[Dataset entries]

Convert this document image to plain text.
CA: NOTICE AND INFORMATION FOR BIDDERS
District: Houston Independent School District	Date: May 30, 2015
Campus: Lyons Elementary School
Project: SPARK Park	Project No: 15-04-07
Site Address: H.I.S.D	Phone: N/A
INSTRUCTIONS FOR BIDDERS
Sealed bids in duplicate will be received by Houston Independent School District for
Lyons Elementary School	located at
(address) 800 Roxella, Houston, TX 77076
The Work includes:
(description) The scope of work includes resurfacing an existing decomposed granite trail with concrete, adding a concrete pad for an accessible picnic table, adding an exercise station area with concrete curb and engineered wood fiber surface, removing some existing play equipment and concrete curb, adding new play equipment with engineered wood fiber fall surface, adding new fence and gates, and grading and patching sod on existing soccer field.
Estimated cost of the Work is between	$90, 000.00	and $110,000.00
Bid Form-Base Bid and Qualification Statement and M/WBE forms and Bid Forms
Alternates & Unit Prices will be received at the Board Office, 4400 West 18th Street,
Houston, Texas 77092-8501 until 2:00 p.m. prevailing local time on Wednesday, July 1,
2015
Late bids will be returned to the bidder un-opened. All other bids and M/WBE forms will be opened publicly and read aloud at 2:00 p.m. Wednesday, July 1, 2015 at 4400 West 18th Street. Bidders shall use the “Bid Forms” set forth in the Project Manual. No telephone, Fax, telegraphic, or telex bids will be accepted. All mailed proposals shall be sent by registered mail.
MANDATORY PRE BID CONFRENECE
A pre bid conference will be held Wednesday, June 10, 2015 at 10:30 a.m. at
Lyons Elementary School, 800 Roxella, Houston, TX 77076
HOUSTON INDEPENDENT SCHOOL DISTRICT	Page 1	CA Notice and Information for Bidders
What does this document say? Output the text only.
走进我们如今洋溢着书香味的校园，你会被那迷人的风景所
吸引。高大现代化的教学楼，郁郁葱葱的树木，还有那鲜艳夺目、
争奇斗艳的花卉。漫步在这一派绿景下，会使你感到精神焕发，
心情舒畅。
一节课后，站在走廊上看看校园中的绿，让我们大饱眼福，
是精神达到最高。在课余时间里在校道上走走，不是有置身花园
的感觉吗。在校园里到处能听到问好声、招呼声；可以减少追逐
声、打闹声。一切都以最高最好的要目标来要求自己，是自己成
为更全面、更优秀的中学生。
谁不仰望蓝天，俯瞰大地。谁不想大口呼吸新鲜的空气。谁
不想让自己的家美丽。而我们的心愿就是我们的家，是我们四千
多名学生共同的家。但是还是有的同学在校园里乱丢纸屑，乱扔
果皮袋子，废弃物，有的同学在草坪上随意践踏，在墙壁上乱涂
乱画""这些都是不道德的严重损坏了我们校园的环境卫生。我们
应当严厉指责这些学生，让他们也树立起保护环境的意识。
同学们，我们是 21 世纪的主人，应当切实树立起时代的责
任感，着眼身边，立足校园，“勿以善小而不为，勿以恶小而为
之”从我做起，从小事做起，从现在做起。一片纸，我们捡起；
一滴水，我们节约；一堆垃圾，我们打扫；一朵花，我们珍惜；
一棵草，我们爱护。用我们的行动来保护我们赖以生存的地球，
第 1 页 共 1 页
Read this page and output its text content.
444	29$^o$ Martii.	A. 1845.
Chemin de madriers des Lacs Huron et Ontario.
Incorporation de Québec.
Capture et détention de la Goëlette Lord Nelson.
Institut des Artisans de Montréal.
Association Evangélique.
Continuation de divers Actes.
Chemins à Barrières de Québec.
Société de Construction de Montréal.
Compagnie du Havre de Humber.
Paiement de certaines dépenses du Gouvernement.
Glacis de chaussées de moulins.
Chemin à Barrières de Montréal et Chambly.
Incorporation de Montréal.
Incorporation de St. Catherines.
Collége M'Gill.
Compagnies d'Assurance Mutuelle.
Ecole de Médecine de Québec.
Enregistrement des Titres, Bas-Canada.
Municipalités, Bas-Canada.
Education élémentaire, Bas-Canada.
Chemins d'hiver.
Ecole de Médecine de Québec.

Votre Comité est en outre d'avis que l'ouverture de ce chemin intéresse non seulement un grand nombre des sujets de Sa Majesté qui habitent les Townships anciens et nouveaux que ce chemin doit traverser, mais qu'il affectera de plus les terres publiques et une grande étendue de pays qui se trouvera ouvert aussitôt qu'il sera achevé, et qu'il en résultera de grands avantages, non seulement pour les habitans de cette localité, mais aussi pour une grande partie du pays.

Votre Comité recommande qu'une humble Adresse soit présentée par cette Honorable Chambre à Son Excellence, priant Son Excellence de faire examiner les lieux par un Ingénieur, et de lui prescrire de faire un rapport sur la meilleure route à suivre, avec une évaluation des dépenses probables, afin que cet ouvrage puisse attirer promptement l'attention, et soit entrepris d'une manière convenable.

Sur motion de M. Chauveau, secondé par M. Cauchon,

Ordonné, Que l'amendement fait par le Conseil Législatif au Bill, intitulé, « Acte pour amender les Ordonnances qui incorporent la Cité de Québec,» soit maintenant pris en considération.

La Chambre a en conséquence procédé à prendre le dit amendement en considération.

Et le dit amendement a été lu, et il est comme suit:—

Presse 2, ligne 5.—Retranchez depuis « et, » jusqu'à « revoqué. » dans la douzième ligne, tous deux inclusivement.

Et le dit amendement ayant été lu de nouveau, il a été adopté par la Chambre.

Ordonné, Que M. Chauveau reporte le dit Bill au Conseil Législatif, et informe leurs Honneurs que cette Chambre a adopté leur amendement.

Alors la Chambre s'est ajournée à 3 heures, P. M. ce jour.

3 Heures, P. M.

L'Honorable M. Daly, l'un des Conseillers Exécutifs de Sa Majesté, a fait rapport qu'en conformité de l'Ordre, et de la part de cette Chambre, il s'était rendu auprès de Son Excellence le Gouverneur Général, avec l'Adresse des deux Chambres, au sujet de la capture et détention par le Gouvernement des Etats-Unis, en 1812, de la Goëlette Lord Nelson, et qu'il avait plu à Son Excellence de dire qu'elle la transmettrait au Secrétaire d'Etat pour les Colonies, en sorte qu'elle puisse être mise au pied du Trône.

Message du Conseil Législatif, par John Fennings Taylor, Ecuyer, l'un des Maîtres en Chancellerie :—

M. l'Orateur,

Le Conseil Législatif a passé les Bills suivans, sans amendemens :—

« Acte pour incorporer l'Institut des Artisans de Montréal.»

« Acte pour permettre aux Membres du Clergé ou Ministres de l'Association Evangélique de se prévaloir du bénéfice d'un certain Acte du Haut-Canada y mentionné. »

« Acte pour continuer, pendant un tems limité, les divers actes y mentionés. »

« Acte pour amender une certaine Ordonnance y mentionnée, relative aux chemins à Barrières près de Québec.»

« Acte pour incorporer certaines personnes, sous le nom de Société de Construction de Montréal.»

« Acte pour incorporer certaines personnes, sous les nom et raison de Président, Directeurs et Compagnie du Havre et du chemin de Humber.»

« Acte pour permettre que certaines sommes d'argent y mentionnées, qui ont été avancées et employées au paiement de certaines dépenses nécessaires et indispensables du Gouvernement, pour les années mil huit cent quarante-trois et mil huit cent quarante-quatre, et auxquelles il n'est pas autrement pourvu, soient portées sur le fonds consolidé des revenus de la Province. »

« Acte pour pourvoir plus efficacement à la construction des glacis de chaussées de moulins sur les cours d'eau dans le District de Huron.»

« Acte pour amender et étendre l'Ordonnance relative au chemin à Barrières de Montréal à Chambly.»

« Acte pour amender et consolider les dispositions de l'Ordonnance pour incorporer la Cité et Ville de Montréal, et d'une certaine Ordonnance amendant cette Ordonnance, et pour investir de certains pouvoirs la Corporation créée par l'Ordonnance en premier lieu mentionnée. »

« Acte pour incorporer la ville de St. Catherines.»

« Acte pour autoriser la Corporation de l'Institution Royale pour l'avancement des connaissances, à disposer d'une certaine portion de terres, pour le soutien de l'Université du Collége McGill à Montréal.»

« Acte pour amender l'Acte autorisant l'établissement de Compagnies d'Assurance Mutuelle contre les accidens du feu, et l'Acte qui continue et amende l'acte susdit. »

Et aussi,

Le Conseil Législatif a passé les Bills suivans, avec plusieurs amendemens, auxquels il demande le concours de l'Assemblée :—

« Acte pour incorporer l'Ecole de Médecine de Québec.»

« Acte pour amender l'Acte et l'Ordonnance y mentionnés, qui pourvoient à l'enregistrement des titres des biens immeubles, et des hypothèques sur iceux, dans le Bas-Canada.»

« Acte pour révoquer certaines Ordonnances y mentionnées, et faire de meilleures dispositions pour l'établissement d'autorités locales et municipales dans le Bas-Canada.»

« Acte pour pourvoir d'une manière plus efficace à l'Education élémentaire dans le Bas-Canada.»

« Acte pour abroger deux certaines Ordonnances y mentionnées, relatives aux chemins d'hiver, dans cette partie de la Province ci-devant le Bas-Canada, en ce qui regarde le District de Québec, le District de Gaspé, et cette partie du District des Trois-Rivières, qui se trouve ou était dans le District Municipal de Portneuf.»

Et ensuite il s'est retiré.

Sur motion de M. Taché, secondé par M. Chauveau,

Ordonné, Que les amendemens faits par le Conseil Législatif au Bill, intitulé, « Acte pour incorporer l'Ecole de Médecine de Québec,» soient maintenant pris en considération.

- [Exercise details] Pick out each line that holds the string "chaussées".

- [Task result]
Glacis de chaussées de moulins.
« Acte pour pourvoir plus efficacement à la construction des glacis de chaussées de moulins sur les cours d'eau dans le District de Huron.»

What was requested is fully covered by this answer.